[Data records]
......

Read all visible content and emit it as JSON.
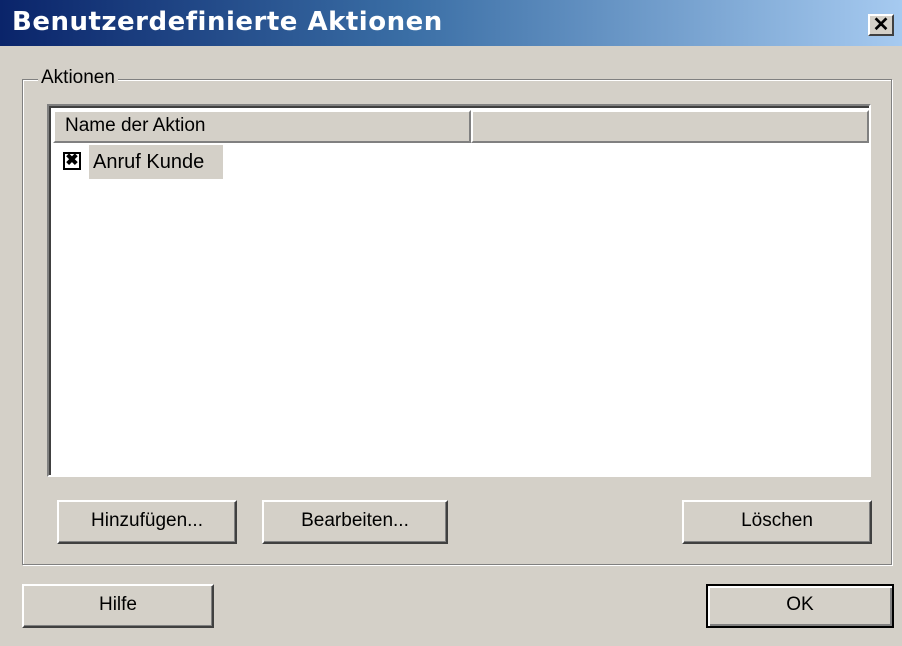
{
  "window": {
    "title": "Benutzerdefinierte Aktionen",
    "close_glyph": "✕",
    "close_icon": "close-icon"
  },
  "group": {
    "legend": "Aktionen"
  },
  "list": {
    "columns": [
      "Name der Aktion",
      ""
    ],
    "rows": [
      {
        "checked": true,
        "check_glyph": "✖",
        "label": "Anruf Kunde"
      }
    ]
  },
  "buttons": {
    "add": "Hinzufügen...",
    "edit": "Bearbeiten...",
    "delete": "Löschen",
    "help": "Hilfe",
    "ok": "OK"
  },
  "colors": {
    "face": "#d4d0c8",
    "title_start": "#0a246a",
    "title_end": "#a6caf0"
  }
}
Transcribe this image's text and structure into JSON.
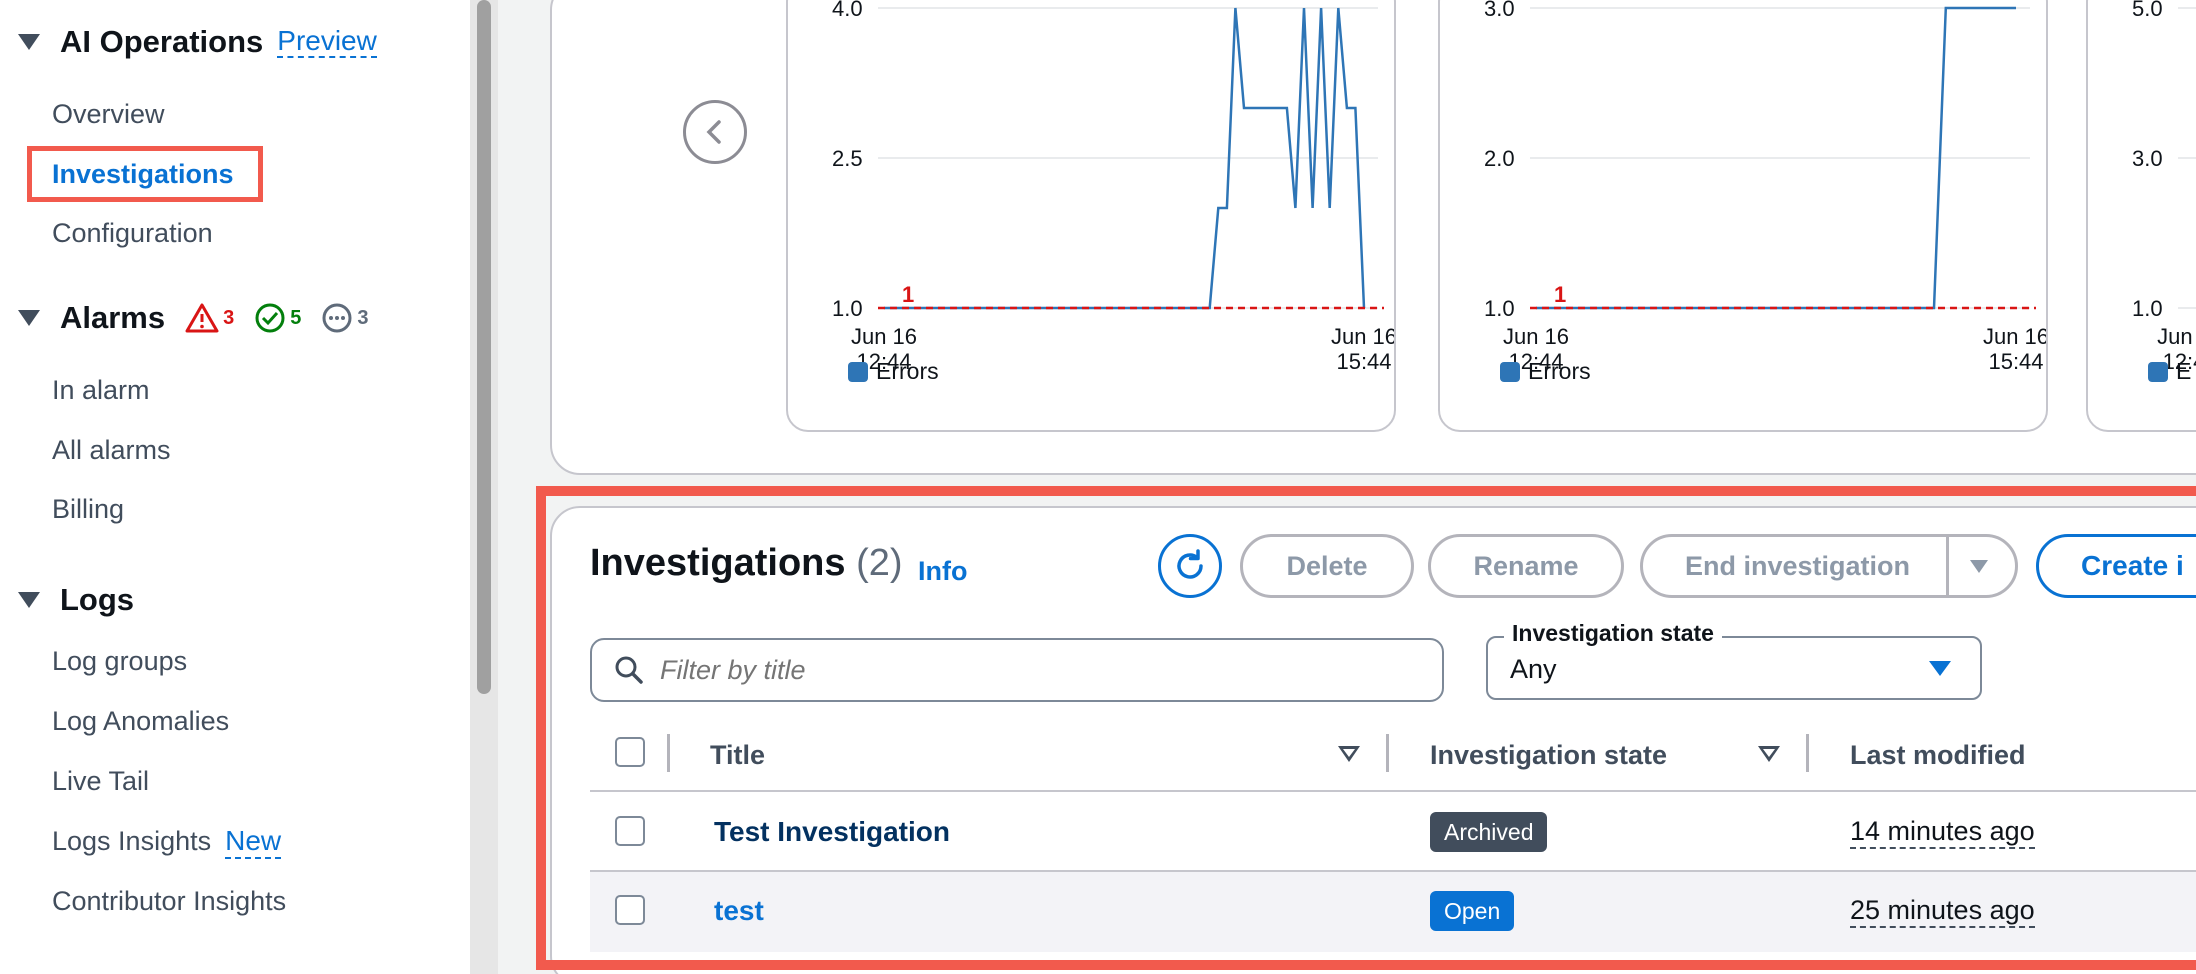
{
  "sidebar": {
    "ai_operations": {
      "title": "AI Operations",
      "preview_label": "Preview",
      "items": [
        "Overview",
        "Investigations",
        "Configuration"
      ]
    },
    "alarms": {
      "title": "Alarms",
      "in_alarm_count": "3",
      "ok_count": "5",
      "insufficient_count": "3",
      "items": [
        "In alarm",
        "All alarms",
        "Billing"
      ]
    },
    "logs": {
      "title": "Logs",
      "items": [
        "Log groups",
        "Log Anomalies",
        "Live Tail",
        "Logs Insights",
        "Contributor Insights"
      ],
      "new_label": "New"
    }
  },
  "chart_data": [
    {
      "type": "line",
      "yticks": [
        "4.0",
        "2.5",
        "1.0"
      ],
      "ylim": [
        1.0,
        4.0
      ],
      "xticks": [
        [
          "Jun 16",
          "12:44"
        ],
        [
          "Jun 16",
          "15:44"
        ]
      ],
      "threshold": 1,
      "threshold_label": "1",
      "series": [
        {
          "name": "Errors",
          "values": [
            1,
            1,
            1,
            1,
            1,
            1,
            1,
            1,
            1,
            1,
            1,
            1,
            1,
            1,
            1,
            1,
            1,
            1,
            1,
            1,
            1,
            1,
            1,
            1,
            1,
            1,
            1,
            1,
            1,
            1,
            1,
            1,
            1,
            1,
            1,
            1,
            1,
            1,
            1,
            2,
            2,
            4,
            3,
            3,
            3,
            3,
            3,
            3,
            2,
            4,
            2,
            4,
            2,
            4,
            3,
            3,
            1
          ]
        }
      ],
      "legend": "Errors"
    },
    {
      "type": "line",
      "yticks": [
        "3.0",
        "2.0",
        "1.0"
      ],
      "ylim": [
        1.0,
        3.0
      ],
      "xticks": [
        [
          "Jun 16",
          "12:44"
        ],
        [
          "Jun 16",
          "15:44"
        ]
      ],
      "threshold": 1,
      "threshold_label": "1",
      "series": [
        {
          "name": "Errors",
          "values": [
            1,
            1,
            1,
            1,
            1,
            1,
            1,
            1,
            1,
            1,
            1,
            1,
            1,
            1,
            1,
            1,
            1,
            1,
            1,
            1,
            1,
            1,
            1,
            1,
            1,
            1,
            1,
            1,
            1,
            1,
            1,
            1,
            1,
            1,
            1,
            3,
            3,
            3,
            3,
            3,
            3,
            3
          ]
        }
      ],
      "legend": "Errors"
    },
    {
      "type": "line",
      "yticks": [
        "5.0",
        "3.0",
        "1.0"
      ],
      "ylim": [
        1.0,
        5.0
      ],
      "xticks": [
        [
          "Jun 1",
          "12:4"
        ]
      ],
      "legend": "E"
    }
  ],
  "investigations": {
    "title": "Investigations",
    "count": "(2)",
    "info_label": "Info",
    "buttons": {
      "delete": "Delete",
      "rename": "Rename",
      "end": "End investigation",
      "create": "Create i"
    },
    "search_placeholder": "Filter by title",
    "state_filter_label": "Investigation state",
    "state_filter_value": "Any",
    "columns": [
      "Title",
      "Investigation state",
      "Last modified"
    ],
    "rows": [
      {
        "title": "Test Investigation",
        "state": "Archived",
        "modified": "14 minutes ago"
      },
      {
        "title": "test",
        "state": "Open",
        "modified": "25 minutes ago"
      }
    ]
  },
  "colors": {
    "accent": "#0972d3",
    "highlight": "#f25a4d",
    "series": "#2e75b6",
    "threshold": "#d91515",
    "archived": "#414d5c",
    "open": "#0972d3"
  }
}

......

Set exercise » Restate the records above in full, word for word. Keep pictures out.

Exercise solution »
Read all visible content and emit it as JSON.
{
  "window": {
    "title": "Benutzerdefinierte Aktionen",
    "close_glyph": "✕",
    "close_icon": "close-icon"
  },
  "group": {
    "legend": "Aktionen"
  },
  "list": {
    "columns": [
      "Name der Aktion",
      ""
    ],
    "rows": [
      {
        "checked": true,
        "check_glyph": "✖",
        "label": "Anruf Kunde"
      }
    ]
  },
  "buttons": {
    "add": "Hinzufügen...",
    "edit": "Bearbeiten...",
    "delete": "Löschen",
    "help": "Hilfe",
    "ok": "OK"
  },
  "colors": {
    "face": "#d4d0c8",
    "title_start": "#0a246a",
    "title_end": "#a6caf0"
  }
}
Transcribe this image's text and structure into JSON.
{
  "sidebar": {
    "ai_operations": {
      "title": "AI Operations",
      "preview_label": "Preview",
      "items": [
        "Overview",
        "Investigations",
        "Configuration"
      ]
    },
    "alarms": {
      "title": "Alarms",
      "in_alarm_count": "3",
      "ok_count": "5",
      "insufficient_count": "3",
      "items": [
        "In alarm",
        "All alarms",
        "Billing"
      ]
    },
    "logs": {
      "title": "Logs",
      "items": [
        "Log groups",
        "Log Anomalies",
        "Live Tail",
        "Logs Insights",
        "Contributor Insights"
      ],
      "new_label": "New"
    }
  },
  "chart_data": [
    {
      "type": "line",
      "yticks": [
        "4.0",
        "2.5",
        "1.0"
      ],
      "ylim": [
        1.0,
        4.0
      ],
      "xticks": [
        [
          "Jun 16",
          "12:44"
        ],
        [
          "Jun 16",
          "15:44"
        ]
      ],
      "threshold": 1,
      "threshold_label": "1",
      "series": [
        {
          "name": "Errors",
          "values": [
            1,
            1,
            1,
            1,
            1,
            1,
            1,
            1,
            1,
            1,
            1,
            1,
            1,
            1,
            1,
            1,
            1,
            1,
            1,
            1,
            1,
            1,
            1,
            1,
            1,
            1,
            1,
            1,
            1,
            1,
            1,
            1,
            1,
            1,
            1,
            1,
            1,
            1,
            1,
            2,
            2,
            4,
            3,
            3,
            3,
            3,
            3,
            3,
            2,
            4,
            2,
            4,
            2,
            4,
            3,
            3,
            1
          ]
        }
      ],
      "legend": "Errors"
    },
    {
      "type": "line",
      "yticks": [
        "3.0",
        "2.0",
        "1.0"
      ],
      "ylim": [
        1.0,
        3.0
      ],
      "xticks": [
        [
          "Jun 16",
          "12:44"
        ],
        [
          "Jun 16",
          "15:44"
        ]
      ],
      "threshold": 1,
      "threshold_label": "1",
      "series": [
        {
          "name": "Errors",
          "values": [
            1,
            1,
            1,
            1,
            1,
            1,
            1,
            1,
            1,
            1,
            1,
            1,
            1,
            1,
            1,
            1,
            1,
            1,
            1,
            1,
            1,
            1,
            1,
            1,
            1,
            1,
            1,
            1,
            1,
            1,
            1,
            1,
            1,
            1,
            1,
            3,
            3,
            3,
            3,
            3,
            3,
            3
          ]
        }
      ],
      "legend": "Errors"
    },
    {
      "type": "line",
      "yticks": [
        "5.0",
        "3.0",
        "1.0"
      ],
      "ylim": [
        1.0,
        5.0
      ],
      "xticks": [
        [
          "Jun 1",
          "12:4"
        ]
      ],
      "legend": "E"
    }
  ],
  "investigations": {
    "title": "Investigations",
    "count": "(2)",
    "info_label": "Info",
    "buttons": {
      "delete": "Delete",
      "rename": "Rename",
      "end": "End investigation",
      "create": "Create i"
    },
    "search_placeholder": "Filter by title",
    "state_filter_label": "Investigation state",
    "state_filter_value": "Any",
    "columns": [
      "Title",
      "Investigation state",
      "Last modified"
    ],
    "rows": [
      {
        "title": "Test Investigation",
        "state": "Archived",
        "modified": "14 minutes ago"
      },
      {
        "title": "test",
        "state": "Open",
        "modified": "25 minutes ago"
      }
    ]
  },
  "colors": {
    "accent": "#0972d3",
    "highlight": "#f25a4d",
    "series": "#2e75b6",
    "threshold": "#d91515",
    "archived": "#414d5c",
    "open": "#0972d3"
  }
}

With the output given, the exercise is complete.